Set down each record exactly as written.

═══ Exercise data ═══

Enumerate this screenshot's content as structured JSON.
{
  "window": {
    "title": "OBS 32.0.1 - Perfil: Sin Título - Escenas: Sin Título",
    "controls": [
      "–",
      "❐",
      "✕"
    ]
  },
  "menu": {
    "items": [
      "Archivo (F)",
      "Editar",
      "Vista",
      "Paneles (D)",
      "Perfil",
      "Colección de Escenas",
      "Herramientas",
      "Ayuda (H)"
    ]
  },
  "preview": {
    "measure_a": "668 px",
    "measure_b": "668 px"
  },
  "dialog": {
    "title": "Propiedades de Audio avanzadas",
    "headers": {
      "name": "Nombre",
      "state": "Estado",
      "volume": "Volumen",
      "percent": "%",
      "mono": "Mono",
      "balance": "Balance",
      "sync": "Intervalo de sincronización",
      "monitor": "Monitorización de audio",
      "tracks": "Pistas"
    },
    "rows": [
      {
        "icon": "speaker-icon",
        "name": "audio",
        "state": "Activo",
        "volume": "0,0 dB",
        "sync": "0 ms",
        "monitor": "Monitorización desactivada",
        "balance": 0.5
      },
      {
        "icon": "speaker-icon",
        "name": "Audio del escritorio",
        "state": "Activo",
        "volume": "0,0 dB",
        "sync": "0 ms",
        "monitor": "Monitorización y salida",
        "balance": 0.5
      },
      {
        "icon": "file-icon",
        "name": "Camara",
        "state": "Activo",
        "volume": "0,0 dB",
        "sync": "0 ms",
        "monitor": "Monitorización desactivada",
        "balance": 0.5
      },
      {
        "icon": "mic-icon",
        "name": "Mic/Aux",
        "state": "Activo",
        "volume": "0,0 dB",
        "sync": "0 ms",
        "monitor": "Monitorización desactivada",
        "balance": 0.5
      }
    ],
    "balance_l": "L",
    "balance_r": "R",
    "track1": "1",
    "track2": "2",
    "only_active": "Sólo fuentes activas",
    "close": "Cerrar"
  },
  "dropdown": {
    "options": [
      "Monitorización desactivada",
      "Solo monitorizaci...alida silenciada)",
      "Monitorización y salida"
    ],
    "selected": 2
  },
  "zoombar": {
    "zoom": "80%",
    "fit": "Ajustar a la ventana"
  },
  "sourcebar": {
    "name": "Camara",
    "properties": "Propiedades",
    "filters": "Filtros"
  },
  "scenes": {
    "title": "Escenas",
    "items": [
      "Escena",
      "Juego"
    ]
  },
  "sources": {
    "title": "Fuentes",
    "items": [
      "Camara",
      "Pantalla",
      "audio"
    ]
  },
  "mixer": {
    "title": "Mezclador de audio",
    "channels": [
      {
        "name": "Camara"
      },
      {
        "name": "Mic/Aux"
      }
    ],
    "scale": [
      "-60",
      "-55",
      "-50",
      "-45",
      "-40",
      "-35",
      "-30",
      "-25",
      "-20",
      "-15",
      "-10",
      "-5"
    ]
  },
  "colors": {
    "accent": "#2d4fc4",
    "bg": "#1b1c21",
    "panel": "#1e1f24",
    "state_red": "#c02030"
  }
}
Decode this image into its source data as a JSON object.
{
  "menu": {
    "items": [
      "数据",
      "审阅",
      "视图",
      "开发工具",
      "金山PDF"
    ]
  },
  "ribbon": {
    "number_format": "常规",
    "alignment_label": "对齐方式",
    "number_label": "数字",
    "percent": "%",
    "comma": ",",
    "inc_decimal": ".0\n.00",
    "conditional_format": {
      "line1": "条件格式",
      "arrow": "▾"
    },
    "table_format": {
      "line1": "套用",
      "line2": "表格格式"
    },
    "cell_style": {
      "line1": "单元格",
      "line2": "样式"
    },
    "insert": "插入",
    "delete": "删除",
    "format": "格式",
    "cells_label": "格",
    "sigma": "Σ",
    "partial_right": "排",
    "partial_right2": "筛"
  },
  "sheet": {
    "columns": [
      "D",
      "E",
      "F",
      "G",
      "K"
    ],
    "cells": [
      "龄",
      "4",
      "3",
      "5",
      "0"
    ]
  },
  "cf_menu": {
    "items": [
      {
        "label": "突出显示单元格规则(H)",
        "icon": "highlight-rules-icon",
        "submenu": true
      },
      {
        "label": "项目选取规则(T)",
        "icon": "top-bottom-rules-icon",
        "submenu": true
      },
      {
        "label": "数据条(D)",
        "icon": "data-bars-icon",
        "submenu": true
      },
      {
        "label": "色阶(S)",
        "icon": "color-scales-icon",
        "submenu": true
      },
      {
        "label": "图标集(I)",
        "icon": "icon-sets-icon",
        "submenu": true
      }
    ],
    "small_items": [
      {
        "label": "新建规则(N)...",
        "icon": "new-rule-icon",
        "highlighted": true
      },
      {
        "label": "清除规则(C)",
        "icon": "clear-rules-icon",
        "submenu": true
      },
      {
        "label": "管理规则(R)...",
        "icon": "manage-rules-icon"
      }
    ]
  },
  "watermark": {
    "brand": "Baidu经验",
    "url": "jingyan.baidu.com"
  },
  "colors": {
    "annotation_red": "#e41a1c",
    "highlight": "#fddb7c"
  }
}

═══

▶ **Answer to the task**
Enumerate this screenshot's content as structured JSON.
{
  "window": {
    "title": "OBS 32.0.1 - Perfil: Sin Título - Escenas: Sin Título",
    "controls": [
      "–",
      "❐",
      "✕"
    ]
  },
  "menu": {
    "items": [
      "Archivo (F)",
      "Editar",
      "Vista",
      "Paneles (D)",
      "Perfil",
      "Colección de Escenas",
      "Herramientas",
      "Ayuda (H)"
    ]
  },
  "preview": {
    "measure_a": "668 px",
    "measure_b": "668 px"
  },
  "dialog": {
    "title": "Propiedades de Audio avanzadas",
    "headers": {
      "name": "Nombre",
      "state": "Estado",
      "volume": "Volumen",
      "percent": "%",
      "mono": "Mono",
      "balance": "Balance",
      "sync": "Intervalo de sincronización",
      "monitor": "Monitorización de audio",
      "tracks": "Pistas"
    },
    "rows": [
      {
        "icon": "speaker-icon",
        "name": "audio",
        "state": "Activo",
        "volume": "0,0 dB",
        "sync": "0 ms",
        "monitor": "Monitorización desactivada",
        "balance": 0.5
      },
      {
        "icon": "speaker-icon",
        "name": "Audio del escritorio",
        "state": "Activo",
        "volume": "0,0 dB",
        "sync": "0 ms",
        "monitor": "Monitorización y salida",
        "balance": 0.5
      },
      {
        "icon": "file-icon",
        "name": "Camara",
        "state": "Activo",
        "volume": "0,0 dB",
        "sync": "0 ms",
        "monitor": "Monitorización desactivada",
        "balance": 0.5
      },
      {
        "icon": "mic-icon",
        "name": "Mic/Aux",
        "state": "Activo",
        "volume": "0,0 dB",
        "sync": "0 ms",
        "monitor": "Monitorización desactivada",
        "balance": 0.5
      }
    ],
    "balance_l": "L",
    "balance_r": "R",
    "track1": "1",
    "track2": "2",
    "only_active": "Sólo fuentes activas",
    "close": "Cerrar"
  },
  "dropdown": {
    "options": [
      "Monitorización desactivada",
      "Solo monitorizaci...alida silenciada)",
      "Monitorización y salida"
    ],
    "selected": 2
  },
  "zoombar": {
    "zoom": "80%",
    "fit": "Ajustar a la ventana"
  },
  "sourcebar": {
    "name": "Camara",
    "properties": "Propiedades",
    "filters": "Filtros"
  },
  "scenes": {
    "title": "Escenas",
    "items": [
      "Escena",
      "Juego"
    ]
  },
  "sources": {
    "title": "Fuentes",
    "items": [
      "Camara",
      "Pantalla",
      "audio"
    ]
  },
  "mixer": {
    "title": "Mezclador de audio",
    "channels": [
      {
        "name": "Camara"
      },
      {
        "name": "Mic/Aux"
      }
    ],
    "scale": [
      "-60",
      "-55",
      "-50",
      "-45",
      "-40",
      "-35",
      "-30",
      "-25",
      "-20",
      "-15",
      "-10",
      "-5"
    ]
  },
  "colors": {
    "accent": "#2d4fc4",
    "bg": "#1b1c21",
    "panel": "#1e1f24",
    "state_red": "#c02030"
  }
}
Decode this image into its source data as a JSON object.
{
  "menu": {
    "items": [
      "数据",
      "审阅",
      "视图",
      "开发工具",
      "金山PDF"
    ]
  },
  "ribbon": {
    "number_format": "常规",
    "alignment_label": "对齐方式",
    "number_label": "数字",
    "percent": "%",
    "comma": ",",
    "inc_decimal": ".0\n.00",
    "conditional_format": {
      "line1": "条件格式",
      "arrow": "▾"
    },
    "table_format": {
      "line1": "套用",
      "line2": "表格格式"
    },
    "cell_style": {
      "line1": "单元格",
      "line2": "样式"
    },
    "insert": "插入",
    "delete": "删除",
    "format": "格式",
    "cells_label": "格",
    "sigma": "Σ",
    "partial_right": "排",
    "partial_right2": "筛"
  },
  "sheet": {
    "columns": [
      "D",
      "E",
      "F",
      "G",
      "K"
    ],
    "cells": [
      "龄",
      "4",
      "3",
      "5",
      "0"
    ]
  },
  "cf_menu": {
    "items": [
      {
        "label": "突出显示单元格规则(H)",
        "icon": "highlight-rules-icon",
        "submenu": true
      },
      {
        "label": "项目选取规则(T)",
        "icon": "top-bottom-rules-icon",
        "submenu": true
      },
      {
        "label": "数据条(D)",
        "icon": "data-bars-icon",
        "submenu": true
      },
      {
        "label": "色阶(S)",
        "icon": "color-scales-icon",
        "submenu": true
      },
      {
        "label": "图标集(I)",
        "icon": "icon-sets-icon",
        "submenu": true
      }
    ],
    "small_items": [
      {
        "label": "新建规则(N)...",
        "icon": "new-rule-icon",
        "highlighted": true
      },
      {
        "label": "清除规则(C)",
        "icon": "clear-rules-icon",
        "submenu": true
      },
      {
        "label": "管理规则(R)...",
        "icon": "manage-rules-icon"
      }
    ]
  },
  "watermark": {
    "brand": "Baidu经验",
    "url": "jingyan.baidu.com"
  },
  "colors": {
    "annotation_red": "#e41a1c",
    "highlight": "#fddb7c"
  }
}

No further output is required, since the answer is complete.